Recorded data
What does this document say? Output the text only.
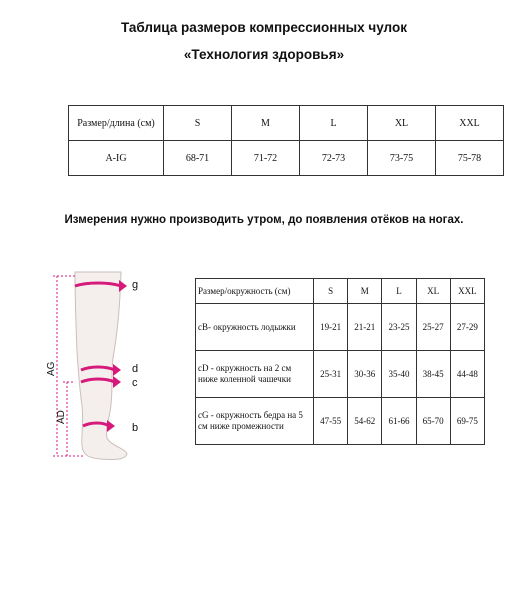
Таблица размеров компрессионных чулок
«Технология здоровья»
Размер/длина (см)	S	M	L	XL	XXL
A-IG	68-71	71-72	72-73	73-75	75-78
Измерения нужно производить утром, до появления отёков на ногах.
g
d
c
b
AG
AD
Размер/окружность (см)	S	M	L	XL	XXL
cB- окружность лодыжки	19-21	21-21	23-25	25-27	27-29
cD - окружность на 2 см ниже коленной чашечки	25-31	30-36	35-40	38-45	44-48
cG - окружность бедра на 5 см ниже промежности	47-55	54-62	61-66	65-70	69-75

* [TASK PROMPT]:
Pictures in the records above should not be copied. Repeat everything else exactly.

* [CORRECT OUTPUT]:
What does this document say? Output the text only.
Таблица размеров компрессионных чулок
«Технология здоровья»
Размер/длина (см)	S	M	L	XL	XXL
A-IG	68-71	71-72	72-73	73-75	75-78
Измерения нужно производить утром, до появления отёков на ногах.
g
d
c
b
AG
AD
Размер/окружность (см)	S	M	L	XL	XXL
cB- окружность лодыжки	19-21	21-21	23-25	25-27	27-29
cD - окружность на 2 см ниже коленной чашечки	25-31	30-36	35-40	38-45	44-48
cG - окружность бедра на 5 см ниже промежности	47-55	54-62	61-66	65-70	69-75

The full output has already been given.